■ **Given exercise**: Transcribe each line exactly.

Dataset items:

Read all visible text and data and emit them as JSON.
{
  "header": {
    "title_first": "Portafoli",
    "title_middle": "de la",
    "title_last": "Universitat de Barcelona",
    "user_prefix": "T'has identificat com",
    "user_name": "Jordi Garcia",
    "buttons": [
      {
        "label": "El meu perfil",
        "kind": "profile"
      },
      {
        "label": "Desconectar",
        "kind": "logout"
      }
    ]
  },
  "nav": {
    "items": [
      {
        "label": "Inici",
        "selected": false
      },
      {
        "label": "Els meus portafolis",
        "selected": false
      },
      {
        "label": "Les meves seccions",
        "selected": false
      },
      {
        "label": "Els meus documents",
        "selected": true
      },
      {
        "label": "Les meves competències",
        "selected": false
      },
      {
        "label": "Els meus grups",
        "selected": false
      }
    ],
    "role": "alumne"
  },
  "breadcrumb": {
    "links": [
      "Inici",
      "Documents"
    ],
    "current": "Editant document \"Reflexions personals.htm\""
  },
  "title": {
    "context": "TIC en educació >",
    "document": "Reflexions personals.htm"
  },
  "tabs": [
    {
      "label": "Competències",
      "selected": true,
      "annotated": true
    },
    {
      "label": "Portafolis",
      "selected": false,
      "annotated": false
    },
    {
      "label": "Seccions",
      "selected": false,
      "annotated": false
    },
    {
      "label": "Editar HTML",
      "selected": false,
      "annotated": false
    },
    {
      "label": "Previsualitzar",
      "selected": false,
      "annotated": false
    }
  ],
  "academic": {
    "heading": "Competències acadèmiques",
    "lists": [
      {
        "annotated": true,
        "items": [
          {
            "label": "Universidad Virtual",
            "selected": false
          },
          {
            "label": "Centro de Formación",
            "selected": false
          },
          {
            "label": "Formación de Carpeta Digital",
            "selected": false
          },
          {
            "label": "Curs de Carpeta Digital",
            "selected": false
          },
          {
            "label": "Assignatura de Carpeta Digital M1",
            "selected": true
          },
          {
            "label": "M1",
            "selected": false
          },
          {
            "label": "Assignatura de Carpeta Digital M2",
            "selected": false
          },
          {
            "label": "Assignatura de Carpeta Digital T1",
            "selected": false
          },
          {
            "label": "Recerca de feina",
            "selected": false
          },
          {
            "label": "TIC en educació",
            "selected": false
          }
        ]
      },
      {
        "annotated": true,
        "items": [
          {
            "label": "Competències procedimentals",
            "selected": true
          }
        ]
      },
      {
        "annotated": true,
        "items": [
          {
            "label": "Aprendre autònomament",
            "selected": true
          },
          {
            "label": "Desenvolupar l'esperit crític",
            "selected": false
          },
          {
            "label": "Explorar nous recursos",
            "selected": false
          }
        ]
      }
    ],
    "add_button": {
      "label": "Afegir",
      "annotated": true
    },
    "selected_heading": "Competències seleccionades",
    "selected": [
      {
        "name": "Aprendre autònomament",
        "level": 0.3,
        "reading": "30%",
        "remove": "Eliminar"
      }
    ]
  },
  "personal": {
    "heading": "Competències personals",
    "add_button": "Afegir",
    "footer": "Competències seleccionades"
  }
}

■ **Output for this exercise**:
Read all visible text and data and emit them as JSON.
{
  "header": {
    "title_first": "Portafoli",
    "title_middle": "de la",
    "title_last": "Universitat de Barcelona",
    "user_prefix": "T'has identificat com",
    "user_name": "Jordi Garcia",
    "buttons": [
      {
        "label": "El meu perfil",
        "kind": "profile"
      },
      {
        "label": "Desconectar",
        "kind": "logout"
      }
    ]
  },
  "nav": {
    "items": [
      {
        "label": "Inici",
        "selected": false
      },
      {
        "label": "Els meus portafolis",
        "selected": false
      },
      {
        "label": "Les meves seccions",
        "selected": false
      },
      {
        "label": "Els meus documents",
        "selected": true
      },
      {
        "label": "Les meves competències",
        "selected": false
      },
      {
        "label": "Els meus grups",
        "selected": false
      }
    ],
    "role": "alumne"
  },
  "breadcrumb": {
    "links": [
      "Inici",
      "Documents"
    ],
    "current": "Editant document \"Reflexions personals.htm\""
  },
  "title": {
    "context": "TIC en educació >",
    "document": "Reflexions personals.htm"
  },
  "tabs": [
    {
      "label": "Competències",
      "selected": true,
      "annotated": true
    },
    {
      "label": "Portafolis",
      "selected": false,
      "annotated": false
    },
    {
      "label": "Seccions",
      "selected": false,
      "annotated": false
    },
    {
      "label": "Editar HTML",
      "selected": false,
      "annotated": false
    },
    {
      "label": "Previsualitzar",
      "selected": false,
      "annotated": false
    }
  ],
  "academic": {
    "heading": "Competències acadèmiques",
    "lists": [
      {
        "annotated": true,
        "items": [
          {
            "label": "Universidad Virtual",
            "selected": false
          },
          {
            "label": "Centro de Formación",
            "selected": false
          },
          {
            "label": "Formación de Carpeta Digital",
            "selected": false
          },
          {
            "label": "Curs de Carpeta Digital",
            "selected": false
          },
          {
            "label": "Assignatura de Carpeta Digital M1",
            "selected": true
          },
          {
            "label": "M1",
            "selected": false
          },
          {
            "label": "Assignatura de Carpeta Digital M2",
            "selected": false
          },
          {
            "label": "Assignatura de Carpeta Digital T1",
            "selected": false
          },
          {
            "label": "Recerca de feina",
            "selected": false
          },
          {
            "label": "TIC en educació",
            "selected": false
          }
        ]
      },
      {
        "annotated": true,
        "items": [
          {
            "label": "Competències procedimentals",
            "selected": true
          }
        ]
      },
      {
        "annotated": true,
        "items": [
          {
            "label": "Aprendre autònomament",
            "selected": true
          },
          {
            "label": "Desenvolupar l'esperit crític",
            "selected": false
          },
          {
            "label": "Explorar nous recursos",
            "selected": false
          }
        ]
      }
    ],
    "add_button": {
      "label": "Afegir",
      "annotated": true
    },
    "selected_heading": "Competències seleccionades",
    "selected": [
      {
        "name": "Aprendre autònomament",
        "level": 0.3,
        "reading": "30%",
        "remove": "Eliminar"
      }
    ]
  },
  "personal": {
    "heading": "Competències personals",
    "add_button": "Afegir",
    "footer": "Competències seleccionades"
  }
}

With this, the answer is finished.